--- Begin RECORDS TO PROCESS ---

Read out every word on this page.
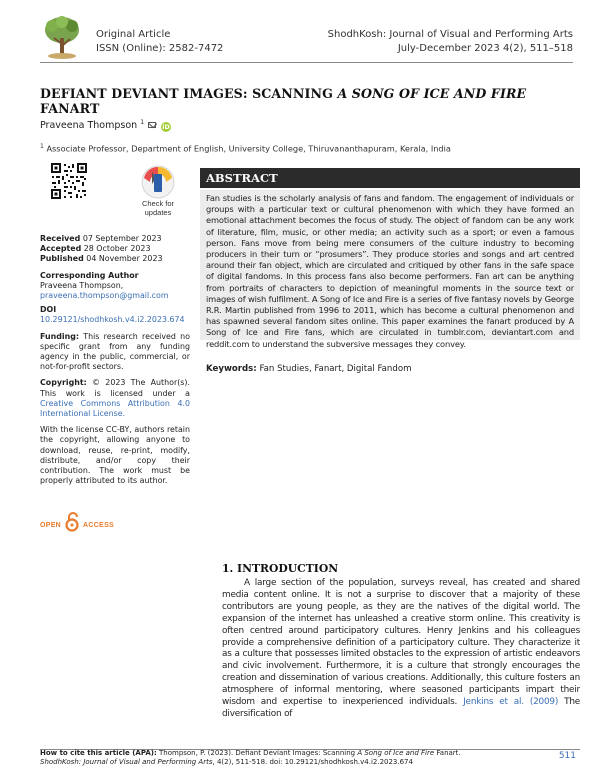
Original Article
ISSN (Online): 2582-7472
ShodhKosh: Journal of Visual and Performing Arts
July-December 2023 4(2), 511–518
DEFIANT DEVIANT IMAGES: SCANNING A SONG OF ICE AND FIRE FANART
Praveena Thompson $^1$  iD
$^1$ Associate Professor, Department of English, University College, Thiruvananthapuram, Kerala, India
Check for
updates
Received 07 September 2023
Accepted 28 October 2023
Published 04 November 2023
Corresponding Author
Praveena Thompson,
praveena.thompson@gmail.com
DOI
10.29121/shodhkosh.v4.i2.2023.674
Funding: This research received no specific grant from any funding agency in the public, commercial, or not-for-profit sectors.
Copyright: © 2023 The Author(s). This work is licensed under a Creative Commons Attribution 4.0 International License.
With the license CC-BY, authors retain the copyright, allowing anyone to download, reuse, re-print, modify, distribute, and/or copy their contribution. The work must be properly attributed to its author.
OPEN	ACCESS
ABSTRACT
Fan studies is the scholarly analysis of fans and fandom. The engagement of individuals or groups with a particular text or cultural phenomenon with which they have formed an emotional attachment becomes the focus of study. The object of fandom can be any work of literature, film, music, or other media; an activity such as a sport; or even a famous person. Fans move from being mere consumers of the culture industry to becoming producers in their turn or “prosumers”. They produce stories and songs and art centred around their fan object, which are circulated and critiqued by other fans in the safe space of digital fandoms. In this process fans also become performers. Fan art can be anything from portraits of characters to depiction of meaningful moments in the source text or images of wish fulfilment. A Song of Ice and Fire is a series of five fantasy novels by George R.R. Martin published from 1996 to 2011, which has become a cultural phenomenon and has spawned several fandom sites online. This paper examines the fanart produced by A Song of Ice and Fire fans, which are circulated in tumblr.com, deviantart.com and reddit.com to understand the subversive messages they convey.
Keywords: Fan Studies, Fanart, Digital Fandom
1. INTRODUCTION
A large section of the population, surveys reveal, has created and shared media content online. It is not a surprise to discover that a majority of these contributors are young people, as they are the natives of the digital world. The expansion of the internet has unleashed a creative storm online. This creativity is often centred around participatory cultures. Henry Jenkins and his colleagues provide a comprehensive definition of a participatory culture. They characterize it as a culture that possesses limited obstacles to the expression of artistic endeavors and civic involvement. Furthermore, it is a culture that strongly encourages the creation and dissemination of various creations. Additionally, this culture fosters an atmosphere of informal mentoring, where seasoned participants impart their wisdom and expertise to inexperienced individuals. Jenkins et al. (2009) The diversification of
How to cite this article (APA): Thompson, P. (2023). Defiant Deviant Images: Scanning A Song of Ice and Fire Fanart. ShodhKosh: Journal of Visual and Performing Arts, 4(2), 511-518. doi: 10.29121/shodhkosh.v4.i2.2023.674
511
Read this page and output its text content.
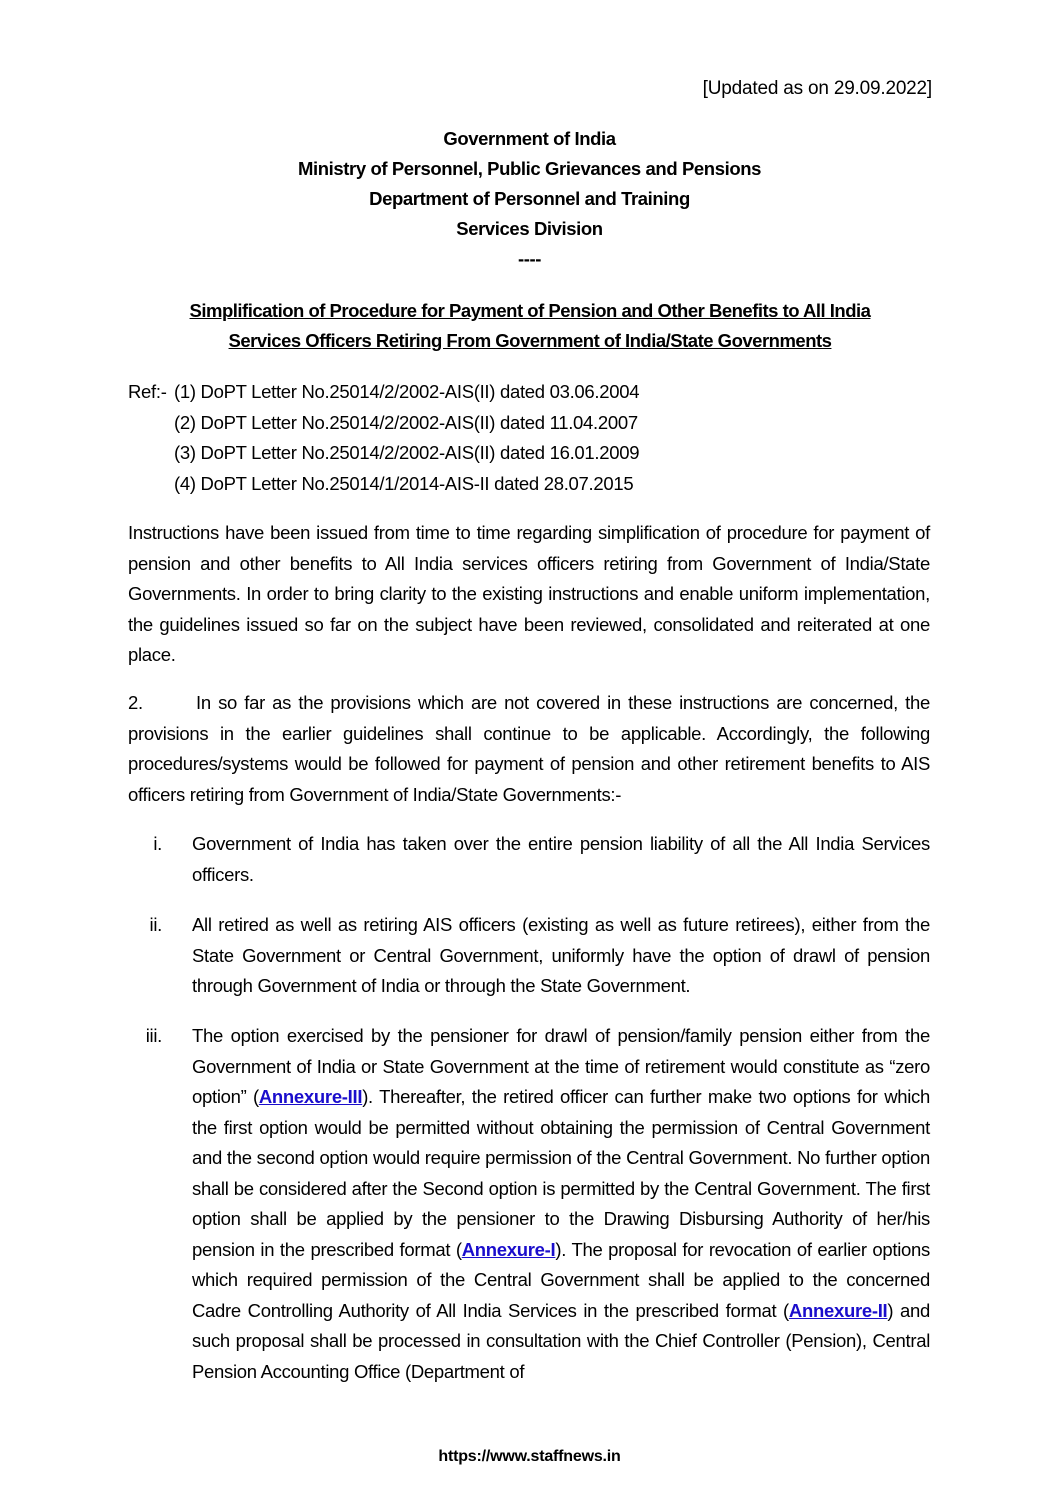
[Updated as on 29.09.2022]
Government of India
Ministry of Personnel, Public Grievances and Pensions
Department of Personnel and Training
Services Division
----
Simplification of Procedure for Payment of Pension and Other Benefits to All India
Services Officers Retiring From Government of India/State Governments
Ref:- (1) DoPT Letter No.25014/2/2002-AIS(II) dated 03.06.2004
(2) DoPT Letter No.25014/2/2002-AIS(II) dated 11.04.2007
(3) DoPT Letter No.25014/2/2002-AIS(II) dated 16.01.2009
(4) DoPT Letter No.25014/1/2014-AIS-II dated 28.07.2015
Instructions have been issued from time to time regarding simplification of procedure for payment of pension and other benefits to All India services officers retiring from Government of India/State Governments. In order to bring clarity to the existing instructions and enable uniform implementation, the guidelines issued so far on the subject have been reviewed, consolidated and reiterated at one place.
2.	In so far as the provisions which are not covered in these instructions are concerned, the provisions in the earlier guidelines shall continue to be applicable. Accordingly, the following procedures/systems would be followed for payment of pension and other retirement benefits to AIS officers retiring from Government of India/State Governments:-
i. Government of India has taken over the entire pension liability of all the All India Services officers.
ii. All retired as well as retiring AIS officers (existing as well as future retirees), either from the State Government or Central Government, uniformly have the option of drawl of pension through Government of India or through the State Government.
iii. The option exercised by the pensioner for drawl of pension/family pension either from the Government of India or State Government at the time of retirement would constitute as “zero option” (Annexure-III). Thereafter, the retired officer can further make two options for which the first option would be permitted without obtaining the permission of Central Government and the second option would require permission of the Central Government. No further option shall be considered after the Second option is permitted by the Central Government. The first option shall be applied by the pensioner to the Drawing Disbursing Authority of her/his pension in the prescribed format (Annexure-I). The proposal for revocation of earlier options which required permission of the Central Government shall be applied to the concerned Cadre Controlling Authority of All India Services in the prescribed format (Annexure-II) and such proposal shall be processed in consultation with the Chief Controller (Pension), Central Pension Accounting Office (Department of
https://www.staffnews.in
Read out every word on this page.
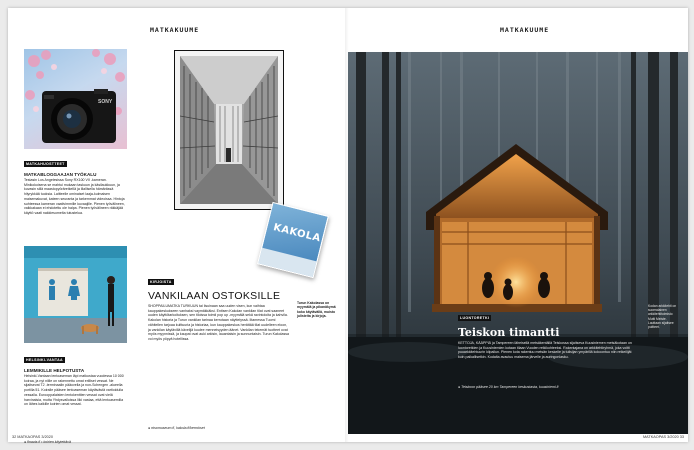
MATKAKUUME
SONY
MATKAHUOSTTEET
MATKABLOGGAAJAN TYÖKALU
Testasin Los Angelesissa Sony RX100 VII -kameran. Minikokoisena se mahtui mukaan taskuun ja käsilaukkuun, ja kuvasin sillä maastopyöräretkellä ja illallisella hämärässä hiiyrykkää tuoksia. Laitteelle ominaiset laaja-kulmaisen maisemakuvat, kateen seuranta ja tarkemmat videoissa. Hintoja suhteessa kameran vaativimmille kuvaajille. Pienen työvälineen, vaikkakaan ei ehdotettu ole halpa. Pienen työvälineen räkkäjää käyttö vaati nakkiesomelta tutustelua.
HELSINKI-VANTAA
LEMMIKILLE HELPOTUSTA
Helsinki-Vantaan lentoaseman läpi matkustaa vuodessa 10 000 koiraa, ja nyt niille on rakennettu omat erilliset vessat. Ne sijaitsevat T2 -terminaalin pääovella ja non-Schengen -alueella portilla 51. Koiralle pääsee lentoaseman käytävästä vartioidulla vessalla. Eurooppalaisten lentokenttien vessat ovat vielä harvinaisia, mutta Yhdysvalloissa liiki vastaa, että lentoasemilla on lähes kaikille koirien omat vessat.
● finavia.fi • koirien käytettävä
KAKOLA
Turun Kakolassa on myymälä ja pikanäkymä koko käytävällä, muisto julisteita ja kirjoja.
KIRJOISTA
VANKILAAN OSTOKSILLE
SHOPPAILUMATKA TURKUUN tai lisuinaan saa uuden visen, kun vaihtaa kauppakeskukseen vanhaksi vaymäkkäksi. Entisen Kakolan vankilan tilat ovat saaneet uuden käyttötarkoituksen, sen tiloissa toimii pop up -myymälä sekä ravintoloita ja kahvila. Kakolan historia ja Turun vankilan tarinaa kerrotaan näyttelyssä. Iltamessa Tuomi vähitellen tarjoaa kulttuuria ja historiaa, kun kauppakeskus herättää tilat uudelleen eloon, ja vankilan käytävillä kävelijä kuulee menneisyyden äänet. Vankilan tekemät tuotteet ovat myös myynnissä, ja kaupat ovat auki arkisin, lauantaisin ja sunnuntaisin. Turun Kakolassa voi myös yöpyä hotellissa.
● ntsomuseum.fi, kakola.fi/kerrokset
32 MATKAOPAS 3/2020
MATKAKUUME
LUONTORETKI
Teiskon timantti
KETTOJA, KÄÄPPIÄ ja Tampereen läheisellä metsäkentällä Teiskossa sijaitseva Kuusiniemen metsäkotaan on luontoretkien ja Kuusiniemien kotaan tilaan Vuoden retkikohteeksi. Rakentajana on arkkitehtiryhmä, joka voitti puuarkkitehtuurin kilpailun. Pienen kota rakentuu metsän keskelle ja tulisijan ympärillä kokoontuu niin retkeilijät kuin paikallisetkin. Kodalta avautuu maisema järvelle ja auringonlasku.
● Teiskoon pääsee 20 km Tampereen keskustasta, kuusiniemi.fi
Kodan arkkitehti on suomalainen arkkitehtitoimisto Mutti Meiste. Lauttaan sijaitsee puitteet.
MATKAOPAS 3/2020 33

--- End RECORDS TO PROCESS ---

◆ TASK DIRECTIONS ◆
Every record must be copied exactly, with images dropped from the result.

◆ OUTPUT FOR THIS EXERCISE ◆
Read out every word on this page.
Original Article
ISSN (Online): 2582-7472
ShodhKosh: Journal of Visual and Performing Arts
July-December 2023 4(2), 511–518
DEFIANT DEVIANT IMAGES: SCANNING A SONG OF ICE AND FIRE FANART
Praveena Thompson $^1$  iD
$^1$ Associate Professor, Department of English, University College, Thiruvananthapuram, Kerala, India
Check for
updates
Received 07 September 2023
Accepted 28 October 2023
Published 04 November 2023
Corresponding Author
Praveena Thompson,
praveena.thompson@gmail.com
DOI
10.29121/shodhkosh.v4.i2.2023.674
Funding: This research received no specific grant from any funding agency in the public, commercial, or not-for-profit sectors.
Copyright: © 2023 The Author(s). This work is licensed under a Creative Commons Attribution 4.0 International License.
With the license CC-BY, authors retain the copyright, allowing anyone to download, reuse, re-print, modify, distribute, and/or copy their contribution. The work must be properly attributed to its author.
OPEN	ACCESS
ABSTRACT
Fan studies is the scholarly analysis of fans and fandom. The engagement of individuals or groups with a particular text or cultural phenomenon with which they have formed an emotional attachment becomes the focus of study. The object of fandom can be any work of literature, film, music, or other media; an activity such as a sport; or even a famous person. Fans move from being mere consumers of the culture industry to becoming producers in their turn or “prosumers”. They produce stories and songs and art centred around their fan object, which are circulated and critiqued by other fans in the safe space of digital fandoms. In this process fans also become performers. Fan art can be anything from portraits of characters to depiction of meaningful moments in the source text or images of wish fulfilment. A Song of Ice and Fire is a series of five fantasy novels by George R.R. Martin published from 1996 to 2011, which has become a cultural phenomenon and has spawned several fandom sites online. This paper examines the fanart produced by A Song of Ice and Fire fans, which are circulated in tumblr.com, deviantart.com and reddit.com to understand the subversive messages they convey.
Keywords: Fan Studies, Fanart, Digital Fandom
1. INTRODUCTION
A large section of the population, surveys reveal, has created and shared media content online. It is not a surprise to discover that a majority of these contributors are young people, as they are the natives of the digital world. The expansion of the internet has unleashed a creative storm online. This creativity is often centred around participatory cultures. Henry Jenkins and his colleagues provide a comprehensive definition of a participatory culture. They characterize it as a culture that possesses limited obstacles to the expression of artistic endeavors and civic involvement. Furthermore, it is a culture that strongly encourages the creation and dissemination of various creations. Additionally, this culture fosters an atmosphere of informal mentoring, where seasoned participants impart their wisdom and expertise to inexperienced individuals. Jenkins et al. (2009) The diversification of
How to cite this article (APA): Thompson, P. (2023). Defiant Deviant Images: Scanning A Song of Ice and Fire Fanart. ShodhKosh: Journal of Visual and Performing Arts, 4(2), 511-518. doi: 10.29121/shodhkosh.v4.i2.2023.674
511
Read this page and output its text content.
[Updated as on 29.09.2022]
Government of India
Ministry of Personnel, Public Grievances and Pensions
Department of Personnel and Training
Services Division
----
Simplification of Procedure for Payment of Pension and Other Benefits to All India
Services Officers Retiring From Government of India/State Governments
Ref:- (1) DoPT Letter No.25014/2/2002-AIS(II) dated 03.06.2004
(2) DoPT Letter No.25014/2/2002-AIS(II) dated 11.04.2007
(3) DoPT Letter No.25014/2/2002-AIS(II) dated 16.01.2009
(4) DoPT Letter No.25014/1/2014-AIS-II dated 28.07.2015
Instructions have been issued from time to time regarding simplification of procedure for payment of pension and other benefits to All India services officers retiring from Government of India/State Governments. In order to bring clarity to the existing instructions and enable uniform implementation, the guidelines issued so far on the subject have been reviewed, consolidated and reiterated at one place.
2.	In so far as the provisions which are not covered in these instructions are concerned, the provisions in the earlier guidelines shall continue to be applicable. Accordingly, the following procedures/systems would be followed for payment of pension and other retirement benefits to AIS officers retiring from Government of India/State Governments:-
i. Government of India has taken over the entire pension liability of all the All India Services officers.
ii. All retired as well as retiring AIS officers (existing as well as future retirees), either from the State Government or Central Government, uniformly have the option of drawl of pension through Government of India or through the State Government.
iii. The option exercised by the pensioner for drawl of pension/family pension either from the Government of India or State Government at the time of retirement would constitute as “zero option” (Annexure-III). Thereafter, the retired officer can further make two options for which the first option would be permitted without obtaining the permission of Central Government and the second option would require permission of the Central Government. No further option shall be considered after the Second option is permitted by the Central Government. The first option shall be applied by the pensioner to the Drawing Disbursing Authority of her/his pension in the prescribed format (Annexure-I). The proposal for revocation of earlier options which required permission of the Central Government shall be applied to the concerned Cadre Controlling Authority of All India Services in the prescribed format (Annexure-II) and such proposal shall be processed in consultation with the Chief Controller (Pension), Central Pension Accounting Office (Department of
https://www.staffnews.in
Read out every word on this page.
MATKAKUUME
SONY
MATKAHUOSTTEET
MATKABLOGGAAJAN TYÖKALU
Testasin Los Angelesissa Sony RX100 VII -kameran. Minikokoisena se mahtui mukaan taskuun ja käsilaukkuun, ja kuvasin sillä maastopyöräretkellä ja illallisella hämärässä hiiyrykkää tuoksia. Laitteelle ominaiset laaja-kulmaisen maisemakuvat, kateen seuranta ja tarkemmat videoissa. Hintoja suhteessa kameran vaativimmille kuvaajille. Pienen työvälineen, vaikkakaan ei ehdotettu ole halpa. Pienen työvälineen räkkäjää käyttö vaati nakkiesomelta tutustelua.
HELSINKI-VANTAA
LEMMIKILLE HELPOTUSTA
Helsinki-Vantaan lentoaseman läpi matkustaa vuodessa 10 000 koiraa, ja nyt niille on rakennettu omat erilliset vessat. Ne sijaitsevat T2 -terminaalin pääovella ja non-Schengen -alueella portilla 51. Koiralle pääsee lentoaseman käytävästä vartioidulla vessalla. Eurooppalaisten lentokenttien vessat ovat vielä harvinaisia, mutta Yhdysvalloissa liiki vastaa, että lentoasemilla on lähes kaikille koirien omat vessat.
● finavia.fi • koirien käytettävä
KAKOLA
Turun Kakolassa on myymälä ja pikanäkymä koko käytävällä, muisto julisteita ja kirjoja.
KIRJOISTA
VANKILAAN OSTOKSILLE
SHOPPAILUMATKA TURKUUN tai lisuinaan saa uuden visen, kun vaihtaa kauppakeskukseen vanhaksi vaymäkkäksi. Entisen Kakolan vankilan tilat ovat saaneet uuden käyttötarkoituksen, sen tiloissa toimii pop up -myymälä sekä ravintoloita ja kahvila. Kakolan historia ja Turun vankilan tarinaa kerrotaan näyttelyssä. Iltamessa Tuomi vähitellen tarjoaa kulttuuria ja historiaa, kun kauppakeskus herättää tilat uudelleen eloon, ja vankilan käytävillä kävelijä kuulee menneisyyden äänet. Vankilan tekemät tuotteet ovat myös myynnissä, ja kaupat ovat auki arkisin, lauantaisin ja sunnuntaisin. Turun Kakolassa voi myös yöpyä hotellissa.
● ntsomuseum.fi, kakola.fi/kerrokset
32 MATKAOPAS 3/2020
MATKAKUUME
LUONTORETKI
Teiskon timantti
KETTOJA, KÄÄPPIÄ ja Tampereen läheisellä metsäkentällä Teiskossa sijaitseva Kuusiniemen metsäkotaan on luontoretkien ja Kuusiniemien kotaan tilaan Vuoden retkikohteeksi. Rakentajana on arkkitehtiryhmä, joka voitti puuarkkitehtuurin kilpailun. Pienen kota rakentuu metsän keskelle ja tulisijan ympärillä kokoontuu niin retkeilijät kuin paikallisetkin. Kodalta avautuu maisema järvelle ja auringonlasku.
● Teiskoon pääsee 20 km Tampereen keskustasta, kuusiniemi.fi
Kodan arkkitehti on suomalainen arkkitehtitoimisto Mutti Meiste. Lauttaan sijaitsee puitteet.
MATKAOPAS 3/2020 33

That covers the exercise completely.